Problem description — Restate the full listing word for word and leave the pictures out.

-- START OF Data supplied --

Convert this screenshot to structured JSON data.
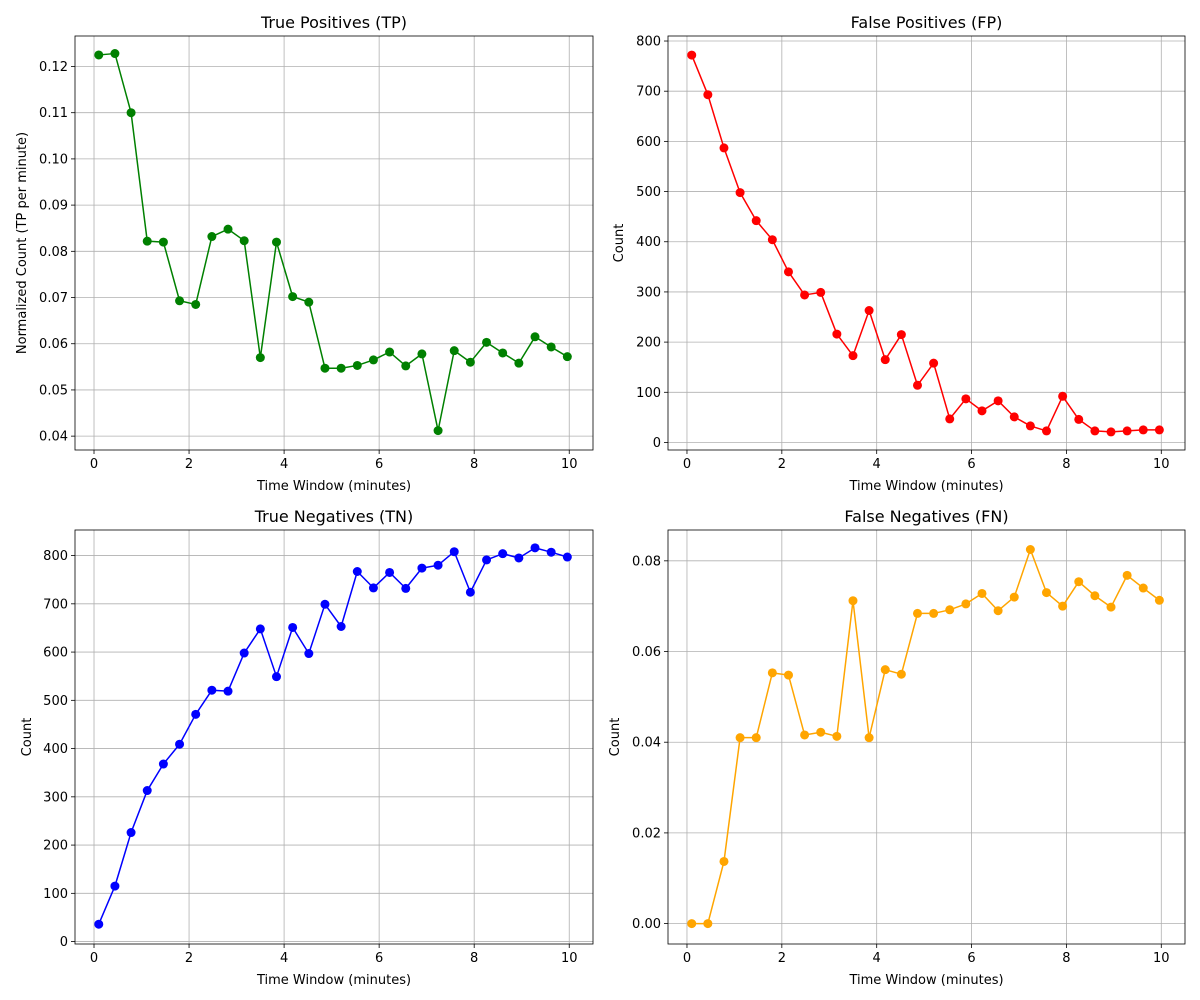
{
  "chart_data": [
    {
      "type": "line",
      "title": "True Positives (TP)",
      "xlabel": "Time Window (minutes)",
      "ylabel": "Normalized Count (TP per minute)",
      "color": "#008000",
      "marker": "circle",
      "grid": true,
      "xlim": [
        -0.4,
        10.5
      ],
      "ylim": [
        0.037,
        0.1266
      ],
      "xticks": [
        0,
        2,
        4,
        6,
        8,
        10
      ],
      "yticks": [
        0.04,
        0.05,
        0.06,
        0.07,
        0.08,
        0.09,
        0.1,
        0.11,
        0.12
      ],
      "xtick_labels": [
        "0",
        "2",
        "4",
        "6",
        "8",
        "10"
      ],
      "ytick_labels": [
        "0.04",
        "0.05",
        "0.06",
        "0.07",
        "0.08",
        "0.09",
        "0.10",
        "0.11",
        "0.12"
      ],
      "x": [
        0.1,
        0.44,
        0.78,
        1.12,
        1.46,
        1.8,
        2.14,
        2.48,
        2.82,
        3.16,
        3.5,
        3.84,
        4.18,
        4.52,
        4.86,
        5.2,
        5.54,
        5.88,
        6.22,
        6.56,
        6.9,
        7.24,
        7.58,
        7.92,
        8.26,
        8.6,
        8.94,
        9.28,
        9.62,
        9.96
      ],
      "y": [
        0.1225,
        0.1228,
        0.11,
        0.0822,
        0.082,
        0.0693,
        0.0685,
        0.0832,
        0.0848,
        0.0823,
        0.057,
        0.082,
        0.0702,
        0.069,
        0.0547,
        0.0547,
        0.0553,
        0.0565,
        0.0582,
        0.0552,
        0.0578,
        0.0412,
        0.0585,
        0.056,
        0.0603,
        0.058,
        0.0558,
        0.0615,
        0.0593,
        0.0572
      ]
    },
    {
      "type": "line",
      "title": "False Positives (FP)",
      "xlabel": "Time Window (minutes)",
      "ylabel": "Count",
      "color": "#ff0000",
      "marker": "circle",
      "grid": true,
      "xlim": [
        -0.4,
        10.5
      ],
      "ylim": [
        -15,
        810
      ],
      "xticks": [
        0,
        2,
        4,
        6,
        8,
        10
      ],
      "yticks": [
        0,
        100,
        200,
        300,
        400,
        500,
        600,
        700,
        800
      ],
      "xtick_labels": [
        "0",
        "2",
        "4",
        "6",
        "8",
        "10"
      ],
      "ytick_labels": [
        "0",
        "100",
        "200",
        "300",
        "400",
        "500",
        "600",
        "700",
        "800"
      ],
      "x": [
        0.1,
        0.44,
        0.78,
        1.12,
        1.46,
        1.8,
        2.14,
        2.48,
        2.82,
        3.16,
        3.5,
        3.84,
        4.18,
        4.52,
        4.86,
        5.2,
        5.54,
        5.88,
        6.22,
        6.56,
        6.9,
        7.24,
        7.58,
        7.92,
        8.26,
        8.6,
        8.94,
        9.28,
        9.62,
        9.96
      ],
      "y": [
        772,
        693,
        587,
        498,
        442,
        404,
        340,
        294,
        299,
        216,
        173,
        263,
        165,
        215,
        114,
        158,
        47,
        87,
        63,
        83,
        51,
        33,
        23,
        92,
        46,
        23,
        21,
        23,
        25,
        25
      ]
    },
    {
      "type": "line",
      "title": "True Negatives (TN)",
      "xlabel": "Time Window (minutes)",
      "ylabel": "Count",
      "color": "#0000ff",
      "marker": "circle",
      "grid": true,
      "xlim": [
        -0.4,
        10.5
      ],
      "ylim": [
        -5,
        853
      ],
      "xticks": [
        0,
        2,
        4,
        6,
        8,
        10
      ],
      "yticks": [
        0,
        100,
        200,
        300,
        400,
        500,
        600,
        700,
        800
      ],
      "xtick_labels": [
        "0",
        "2",
        "4",
        "6",
        "8",
        "10"
      ],
      "ytick_labels": [
        "0",
        "100",
        "200",
        "300",
        "400",
        "500",
        "600",
        "700",
        "800"
      ],
      "x": [
        0.1,
        0.44,
        0.78,
        1.12,
        1.46,
        1.8,
        2.14,
        2.48,
        2.82,
        3.16,
        3.5,
        3.84,
        4.18,
        4.52,
        4.86,
        5.2,
        5.54,
        5.88,
        6.22,
        6.56,
        6.9,
        7.24,
        7.58,
        7.92,
        8.26,
        8.6,
        8.94,
        9.28,
        9.62,
        9.96
      ],
      "y": [
        36,
        115,
        226,
        313,
        368,
        409,
        471,
        521,
        519,
        598,
        648,
        549,
        651,
        597,
        699,
        653,
        767,
        733,
        765,
        732,
        774,
        780,
        808,
        724,
        791,
        804,
        795,
        816,
        807,
        797
      ]
    },
    {
      "type": "line",
      "title": "False Negatives (FN)",
      "xlabel": "Time Window (minutes)",
      "ylabel": "Count",
      "color": "#ffa500",
      "marker": "circle",
      "grid": true,
      "xlim": [
        -0.4,
        10.5
      ],
      "ylim": [
        -0.0045,
        0.0868
      ],
      "xticks": [
        0,
        2,
        4,
        6,
        8,
        10
      ],
      "yticks": [
        0.0,
        0.02,
        0.04,
        0.06,
        0.08
      ],
      "xtick_labels": [
        "0",
        "2",
        "4",
        "6",
        "8",
        "10"
      ],
      "ytick_labels": [
        "0.00",
        "0.02",
        "0.04",
        "0.06",
        "0.08"
      ],
      "x": [
        0.1,
        0.44,
        0.78,
        1.12,
        1.46,
        1.8,
        2.14,
        2.48,
        2.82,
        3.16,
        3.5,
        3.84,
        4.18,
        4.52,
        4.86,
        5.2,
        5.54,
        5.88,
        6.22,
        6.56,
        6.9,
        7.24,
        7.58,
        7.92,
        8.26,
        8.6,
        8.94,
        9.28,
        9.62,
        9.96
      ],
      "y": [
        0.0,
        0.0,
        0.0137,
        0.041,
        0.041,
        0.0553,
        0.0548,
        0.0416,
        0.0422,
        0.0413,
        0.0712,
        0.041,
        0.056,
        0.055,
        0.0684,
        0.0684,
        0.0692,
        0.0705,
        0.0728,
        0.069,
        0.072,
        0.0825,
        0.073,
        0.07,
        0.0754,
        0.0723,
        0.0698,
        0.0768,
        0.074,
        0.0713
      ]
    }
  ]
}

-- END OF Data supplied --

Answer to this exercise —
Convert this screenshot to structured JSON data.
{
  "chart_data": [
    {
      "type": "line",
      "title": "True Positives (TP)",
      "xlabel": "Time Window (minutes)",
      "ylabel": "Normalized Count (TP per minute)",
      "color": "#008000",
      "marker": "circle",
      "grid": true,
      "xlim": [
        -0.4,
        10.5
      ],
      "ylim": [
        0.037,
        0.1266
      ],
      "xticks": [
        0,
        2,
        4,
        6,
        8,
        10
      ],
      "yticks": [
        0.04,
        0.05,
        0.06,
        0.07,
        0.08,
        0.09,
        0.1,
        0.11,
        0.12
      ],
      "xtick_labels": [
        "0",
        "2",
        "4",
        "6",
        "8",
        "10"
      ],
      "ytick_labels": [
        "0.04",
        "0.05",
        "0.06",
        "0.07",
        "0.08",
        "0.09",
        "0.10",
        "0.11",
        "0.12"
      ],
      "x": [
        0.1,
        0.44,
        0.78,
        1.12,
        1.46,
        1.8,
        2.14,
        2.48,
        2.82,
        3.16,
        3.5,
        3.84,
        4.18,
        4.52,
        4.86,
        5.2,
        5.54,
        5.88,
        6.22,
        6.56,
        6.9,
        7.24,
        7.58,
        7.92,
        8.26,
        8.6,
        8.94,
        9.28,
        9.62,
        9.96
      ],
      "y": [
        0.1225,
        0.1228,
        0.11,
        0.0822,
        0.082,
        0.0693,
        0.0685,
        0.0832,
        0.0848,
        0.0823,
        0.057,
        0.082,
        0.0702,
        0.069,
        0.0547,
        0.0547,
        0.0553,
        0.0565,
        0.0582,
        0.0552,
        0.0578,
        0.0412,
        0.0585,
        0.056,
        0.0603,
        0.058,
        0.0558,
        0.0615,
        0.0593,
        0.0572
      ]
    },
    {
      "type": "line",
      "title": "False Positives (FP)",
      "xlabel": "Time Window (minutes)",
      "ylabel": "Count",
      "color": "#ff0000",
      "marker": "circle",
      "grid": true,
      "xlim": [
        -0.4,
        10.5
      ],
      "ylim": [
        -15,
        810
      ],
      "xticks": [
        0,
        2,
        4,
        6,
        8,
        10
      ],
      "yticks": [
        0,
        100,
        200,
        300,
        400,
        500,
        600,
        700,
        800
      ],
      "xtick_labels": [
        "0",
        "2",
        "4",
        "6",
        "8",
        "10"
      ],
      "ytick_labels": [
        "0",
        "100",
        "200",
        "300",
        "400",
        "500",
        "600",
        "700",
        "800"
      ],
      "x": [
        0.1,
        0.44,
        0.78,
        1.12,
        1.46,
        1.8,
        2.14,
        2.48,
        2.82,
        3.16,
        3.5,
        3.84,
        4.18,
        4.52,
        4.86,
        5.2,
        5.54,
        5.88,
        6.22,
        6.56,
        6.9,
        7.24,
        7.58,
        7.92,
        8.26,
        8.6,
        8.94,
        9.28,
        9.62,
        9.96
      ],
      "y": [
        772,
        693,
        587,
        498,
        442,
        404,
        340,
        294,
        299,
        216,
        173,
        263,
        165,
        215,
        114,
        158,
        47,
        87,
        63,
        83,
        51,
        33,
        23,
        92,
        46,
        23,
        21,
        23,
        25,
        25
      ]
    },
    {
      "type": "line",
      "title": "True Negatives (TN)",
      "xlabel": "Time Window (minutes)",
      "ylabel": "Count",
      "color": "#0000ff",
      "marker": "circle",
      "grid": true,
      "xlim": [
        -0.4,
        10.5
      ],
      "ylim": [
        -5,
        853
      ],
      "xticks": [
        0,
        2,
        4,
        6,
        8,
        10
      ],
      "yticks": [
        0,
        100,
        200,
        300,
        400,
        500,
        600,
        700,
        800
      ],
      "xtick_labels": [
        "0",
        "2",
        "4",
        "6",
        "8",
        "10"
      ],
      "ytick_labels": [
        "0",
        "100",
        "200",
        "300",
        "400",
        "500",
        "600",
        "700",
        "800"
      ],
      "x": [
        0.1,
        0.44,
        0.78,
        1.12,
        1.46,
        1.8,
        2.14,
        2.48,
        2.82,
        3.16,
        3.5,
        3.84,
        4.18,
        4.52,
        4.86,
        5.2,
        5.54,
        5.88,
        6.22,
        6.56,
        6.9,
        7.24,
        7.58,
        7.92,
        8.26,
        8.6,
        8.94,
        9.28,
        9.62,
        9.96
      ],
      "y": [
        36,
        115,
        226,
        313,
        368,
        409,
        471,
        521,
        519,
        598,
        648,
        549,
        651,
        597,
        699,
        653,
        767,
        733,
        765,
        732,
        774,
        780,
        808,
        724,
        791,
        804,
        795,
        816,
        807,
        797
      ]
    },
    {
      "type": "line",
      "title": "False Negatives (FN)",
      "xlabel": "Time Window (minutes)",
      "ylabel": "Count",
      "color": "#ffa500",
      "marker": "circle",
      "grid": true,
      "xlim": [
        -0.4,
        10.5
      ],
      "ylim": [
        -0.0045,
        0.0868
      ],
      "xticks": [
        0,
        2,
        4,
        6,
        8,
        10
      ],
      "yticks": [
        0.0,
        0.02,
        0.04,
        0.06,
        0.08
      ],
      "xtick_labels": [
        "0",
        "2",
        "4",
        "6",
        "8",
        "10"
      ],
      "ytick_labels": [
        "0.00",
        "0.02",
        "0.04",
        "0.06",
        "0.08"
      ],
      "x": [
        0.1,
        0.44,
        0.78,
        1.12,
        1.46,
        1.8,
        2.14,
        2.48,
        2.82,
        3.16,
        3.5,
        3.84,
        4.18,
        4.52,
        4.86,
        5.2,
        5.54,
        5.88,
        6.22,
        6.56,
        6.9,
        7.24,
        7.58,
        7.92,
        8.26,
        8.6,
        8.94,
        9.28,
        9.62,
        9.96
      ],
      "y": [
        0.0,
        0.0,
        0.0137,
        0.041,
        0.041,
        0.0553,
        0.0548,
        0.0416,
        0.0422,
        0.0413,
        0.0712,
        0.041,
        0.056,
        0.055,
        0.0684,
        0.0684,
        0.0692,
        0.0705,
        0.0728,
        0.069,
        0.072,
        0.0825,
        0.073,
        0.07,
        0.0754,
        0.0723,
        0.0698,
        0.0768,
        0.074,
        0.0713
      ]
    }
  ]
}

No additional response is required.